Repeat each line word for word.

→ Dataset records
+ + +
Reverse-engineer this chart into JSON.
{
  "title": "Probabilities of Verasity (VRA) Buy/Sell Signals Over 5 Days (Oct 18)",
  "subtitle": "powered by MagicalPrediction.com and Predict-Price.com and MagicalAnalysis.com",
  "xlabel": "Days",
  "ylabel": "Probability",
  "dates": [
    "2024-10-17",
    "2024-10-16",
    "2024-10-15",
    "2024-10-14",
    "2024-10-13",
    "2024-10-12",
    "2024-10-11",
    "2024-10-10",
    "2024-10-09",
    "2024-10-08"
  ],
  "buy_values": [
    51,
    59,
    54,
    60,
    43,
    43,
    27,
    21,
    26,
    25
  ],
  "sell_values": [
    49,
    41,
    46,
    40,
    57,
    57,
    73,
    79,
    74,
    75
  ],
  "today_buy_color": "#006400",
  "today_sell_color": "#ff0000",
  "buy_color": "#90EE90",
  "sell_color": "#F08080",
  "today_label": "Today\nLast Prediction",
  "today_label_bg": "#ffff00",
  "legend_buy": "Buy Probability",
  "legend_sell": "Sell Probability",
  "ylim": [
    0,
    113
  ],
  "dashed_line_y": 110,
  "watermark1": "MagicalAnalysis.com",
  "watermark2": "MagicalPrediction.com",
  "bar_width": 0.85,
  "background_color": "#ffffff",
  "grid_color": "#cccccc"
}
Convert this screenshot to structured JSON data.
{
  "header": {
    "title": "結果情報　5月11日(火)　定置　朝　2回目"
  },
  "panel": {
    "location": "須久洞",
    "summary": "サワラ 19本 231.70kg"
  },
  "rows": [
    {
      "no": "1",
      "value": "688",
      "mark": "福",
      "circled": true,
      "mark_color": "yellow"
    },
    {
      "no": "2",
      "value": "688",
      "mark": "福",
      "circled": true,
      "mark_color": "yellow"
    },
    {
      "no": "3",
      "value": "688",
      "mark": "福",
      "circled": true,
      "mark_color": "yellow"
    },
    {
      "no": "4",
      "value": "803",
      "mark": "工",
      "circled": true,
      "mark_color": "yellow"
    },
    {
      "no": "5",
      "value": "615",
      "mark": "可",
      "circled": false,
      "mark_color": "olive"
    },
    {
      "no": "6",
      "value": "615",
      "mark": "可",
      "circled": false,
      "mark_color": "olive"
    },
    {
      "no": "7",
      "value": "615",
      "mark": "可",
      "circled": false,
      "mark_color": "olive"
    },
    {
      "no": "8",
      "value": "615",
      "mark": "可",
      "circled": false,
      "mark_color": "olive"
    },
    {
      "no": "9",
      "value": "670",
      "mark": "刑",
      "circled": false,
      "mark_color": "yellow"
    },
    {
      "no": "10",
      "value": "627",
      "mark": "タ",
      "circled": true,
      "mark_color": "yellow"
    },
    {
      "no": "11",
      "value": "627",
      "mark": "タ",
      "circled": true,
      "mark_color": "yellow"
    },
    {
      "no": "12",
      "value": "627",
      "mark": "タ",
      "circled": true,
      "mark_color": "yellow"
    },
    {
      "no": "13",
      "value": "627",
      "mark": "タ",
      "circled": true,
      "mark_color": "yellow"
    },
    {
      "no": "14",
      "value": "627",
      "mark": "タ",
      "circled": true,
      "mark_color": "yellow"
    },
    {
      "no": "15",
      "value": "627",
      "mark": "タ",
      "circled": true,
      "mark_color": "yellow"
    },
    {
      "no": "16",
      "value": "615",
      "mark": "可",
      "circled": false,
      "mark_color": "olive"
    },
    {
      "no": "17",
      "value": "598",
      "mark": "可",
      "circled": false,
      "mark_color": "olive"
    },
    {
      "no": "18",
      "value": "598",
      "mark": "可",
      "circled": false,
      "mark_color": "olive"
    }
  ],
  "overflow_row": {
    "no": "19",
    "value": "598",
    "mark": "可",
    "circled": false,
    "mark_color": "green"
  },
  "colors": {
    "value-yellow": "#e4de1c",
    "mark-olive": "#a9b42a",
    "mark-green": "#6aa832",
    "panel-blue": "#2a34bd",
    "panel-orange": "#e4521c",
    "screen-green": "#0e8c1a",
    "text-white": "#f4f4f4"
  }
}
+ + +
→ RESPONSE TO THE EXERCISE
Reverse-engineer this chart into JSON.
{
  "title": "Probabilities of Verasity (VRA) Buy/Sell Signals Over 5 Days (Oct 18)",
  "subtitle": "powered by MagicalPrediction.com and Predict-Price.com and MagicalAnalysis.com",
  "xlabel": "Days",
  "ylabel": "Probability",
  "dates": [
    "2024-10-17",
    "2024-10-16",
    "2024-10-15",
    "2024-10-14",
    "2024-10-13",
    "2024-10-12",
    "2024-10-11",
    "2024-10-10",
    "2024-10-09",
    "2024-10-08"
  ],
  "buy_values": [
    51,
    59,
    54,
    60,
    43,
    43,
    27,
    21,
    26,
    25
  ],
  "sell_values": [
    49,
    41,
    46,
    40,
    57,
    57,
    73,
    79,
    74,
    75
  ],
  "today_buy_color": "#006400",
  "today_sell_color": "#ff0000",
  "buy_color": "#90EE90",
  "sell_color": "#F08080",
  "today_label": "Today\nLast Prediction",
  "today_label_bg": "#ffff00",
  "legend_buy": "Buy Probability",
  "legend_sell": "Sell Probability",
  "ylim": [
    0,
    113
  ],
  "dashed_line_y": 110,
  "watermark1": "MagicalAnalysis.com",
  "watermark2": "MagicalPrediction.com",
  "bar_width": 0.85,
  "background_color": "#ffffff",
  "grid_color": "#cccccc"
}
Convert this screenshot to structured JSON data.
{
  "header": {
    "title": "結果情報　5月11日(火)　定置　朝　2回目"
  },
  "panel": {
    "location": "須久洞",
    "summary": "サワラ 19本 231.70kg"
  },
  "rows": [
    {
      "no": "1",
      "value": "688",
      "mark": "福",
      "circled": true,
      "mark_color": "yellow"
    },
    {
      "no": "2",
      "value": "688",
      "mark": "福",
      "circled": true,
      "mark_color": "yellow"
    },
    {
      "no": "3",
      "value": "688",
      "mark": "福",
      "circled": true,
      "mark_color": "yellow"
    },
    {
      "no": "4",
      "value": "803",
      "mark": "工",
      "circled": true,
      "mark_color": "yellow"
    },
    {
      "no": "5",
      "value": "615",
      "mark": "可",
      "circled": false,
      "mark_color": "olive"
    },
    {
      "no": "6",
      "value": "615",
      "mark": "可",
      "circled": false,
      "mark_color": "olive"
    },
    {
      "no": "7",
      "value": "615",
      "mark": "可",
      "circled": false,
      "mark_color": "olive"
    },
    {
      "no": "8",
      "value": "615",
      "mark": "可",
      "circled": false,
      "mark_color": "olive"
    },
    {
      "no": "9",
      "value": "670",
      "mark": "刑",
      "circled": false,
      "mark_color": "yellow"
    },
    {
      "no": "10",
      "value": "627",
      "mark": "タ",
      "circled": true,
      "mark_color": "yellow"
    },
    {
      "no": "11",
      "value": "627",
      "mark": "タ",
      "circled": true,
      "mark_color": "yellow"
    },
    {
      "no": "12",
      "value": "627",
      "mark": "タ",
      "circled": true,
      "mark_color": "yellow"
    },
    {
      "no": "13",
      "value": "627",
      "mark": "タ",
      "circled": true,
      "mark_color": "yellow"
    },
    {
      "no": "14",
      "value": "627",
      "mark": "タ",
      "circled": true,
      "mark_color": "yellow"
    },
    {
      "no": "15",
      "value": "627",
      "mark": "タ",
      "circled": true,
      "mark_color": "yellow"
    },
    {
      "no": "16",
      "value": "615",
      "mark": "可",
      "circled": false,
      "mark_color": "olive"
    },
    {
      "no": "17",
      "value": "598",
      "mark": "可",
      "circled": false,
      "mark_color": "olive"
    },
    {
      "no": "18",
      "value": "598",
      "mark": "可",
      "circled": false,
      "mark_color": "olive"
    }
  ],
  "overflow_row": {
    "no": "19",
    "value": "598",
    "mark": "可",
    "circled": false,
    "mark_color": "green"
  },
  "colors": {
    "value-yellow": "#e4de1c",
    "mark-olive": "#a9b42a",
    "mark-green": "#6aa832",
    "panel-blue": "#2a34bd",
    "panel-orange": "#e4521c",
    "screen-green": "#0e8c1a",
    "text-white": "#f4f4f4"
  }
}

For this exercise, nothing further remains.